From the entries below, copy every line holding the word "regering".

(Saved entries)
--------------------------------------------------

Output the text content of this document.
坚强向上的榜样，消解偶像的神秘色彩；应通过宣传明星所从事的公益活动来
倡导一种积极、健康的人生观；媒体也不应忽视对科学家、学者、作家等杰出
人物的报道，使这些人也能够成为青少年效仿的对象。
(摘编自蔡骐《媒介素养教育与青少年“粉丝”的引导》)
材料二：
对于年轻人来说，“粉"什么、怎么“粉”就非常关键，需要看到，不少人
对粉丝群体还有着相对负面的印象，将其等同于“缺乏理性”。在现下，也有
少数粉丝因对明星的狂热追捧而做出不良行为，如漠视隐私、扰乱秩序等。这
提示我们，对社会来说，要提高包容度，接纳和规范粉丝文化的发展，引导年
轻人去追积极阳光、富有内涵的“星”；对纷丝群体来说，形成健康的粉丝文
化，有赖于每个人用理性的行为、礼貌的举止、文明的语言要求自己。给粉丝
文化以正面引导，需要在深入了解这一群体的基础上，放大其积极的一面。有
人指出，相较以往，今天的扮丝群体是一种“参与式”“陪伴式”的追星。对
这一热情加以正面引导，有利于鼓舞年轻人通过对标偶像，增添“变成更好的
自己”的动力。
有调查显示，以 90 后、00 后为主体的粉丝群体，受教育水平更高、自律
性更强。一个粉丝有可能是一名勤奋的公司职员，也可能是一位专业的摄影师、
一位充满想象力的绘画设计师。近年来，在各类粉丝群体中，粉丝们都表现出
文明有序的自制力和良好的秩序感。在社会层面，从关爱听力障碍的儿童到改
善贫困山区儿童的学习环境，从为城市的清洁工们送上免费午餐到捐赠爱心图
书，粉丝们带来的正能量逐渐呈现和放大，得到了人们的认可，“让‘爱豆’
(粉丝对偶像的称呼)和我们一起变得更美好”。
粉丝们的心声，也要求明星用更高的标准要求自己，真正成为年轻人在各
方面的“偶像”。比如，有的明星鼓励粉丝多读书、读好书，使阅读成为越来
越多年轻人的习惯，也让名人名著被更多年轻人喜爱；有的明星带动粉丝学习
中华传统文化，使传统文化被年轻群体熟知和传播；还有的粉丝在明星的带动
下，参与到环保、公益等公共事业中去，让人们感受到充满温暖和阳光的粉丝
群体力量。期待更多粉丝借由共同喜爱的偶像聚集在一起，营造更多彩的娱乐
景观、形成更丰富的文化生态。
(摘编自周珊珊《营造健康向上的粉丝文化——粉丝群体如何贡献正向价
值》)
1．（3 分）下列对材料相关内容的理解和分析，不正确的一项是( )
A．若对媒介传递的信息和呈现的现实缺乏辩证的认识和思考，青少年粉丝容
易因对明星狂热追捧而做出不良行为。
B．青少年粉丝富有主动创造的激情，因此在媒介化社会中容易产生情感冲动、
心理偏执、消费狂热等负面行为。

--------------------------------------------------

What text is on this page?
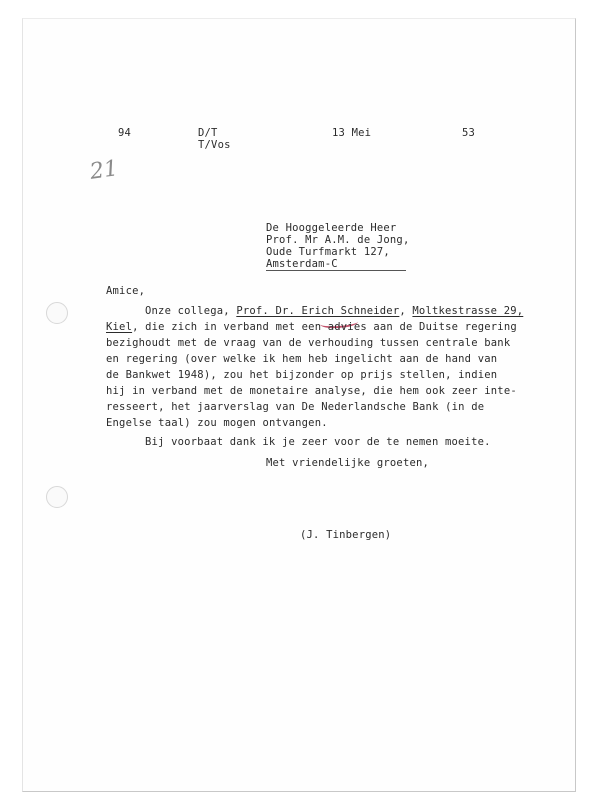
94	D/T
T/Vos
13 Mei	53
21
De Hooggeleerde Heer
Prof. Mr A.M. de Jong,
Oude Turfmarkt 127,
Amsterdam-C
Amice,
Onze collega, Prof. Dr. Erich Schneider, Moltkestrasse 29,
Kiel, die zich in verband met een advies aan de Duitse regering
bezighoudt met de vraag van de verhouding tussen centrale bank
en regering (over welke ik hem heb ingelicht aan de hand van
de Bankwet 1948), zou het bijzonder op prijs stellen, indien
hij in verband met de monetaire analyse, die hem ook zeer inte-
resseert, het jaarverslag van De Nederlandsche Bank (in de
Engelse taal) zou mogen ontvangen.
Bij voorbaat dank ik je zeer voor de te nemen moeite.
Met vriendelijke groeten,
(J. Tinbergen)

--------------------------------------------------

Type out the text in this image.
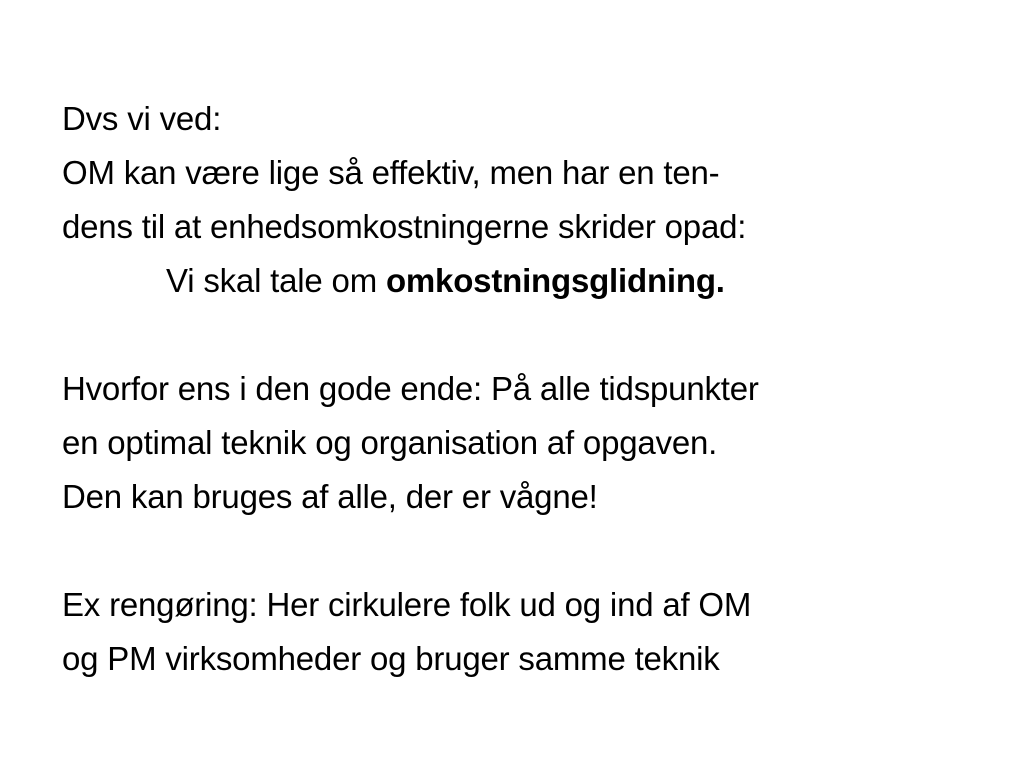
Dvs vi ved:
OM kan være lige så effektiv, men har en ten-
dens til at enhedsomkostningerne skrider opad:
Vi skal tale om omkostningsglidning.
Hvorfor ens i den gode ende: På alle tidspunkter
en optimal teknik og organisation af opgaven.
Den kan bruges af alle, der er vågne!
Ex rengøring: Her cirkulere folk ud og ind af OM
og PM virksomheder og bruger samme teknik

--------------------------------------------------

Solution for this problem
Kiel, die zich in verband met een advies aan de Duitse regering
en regering (over welke ik hem heb ingelicht aan de hand van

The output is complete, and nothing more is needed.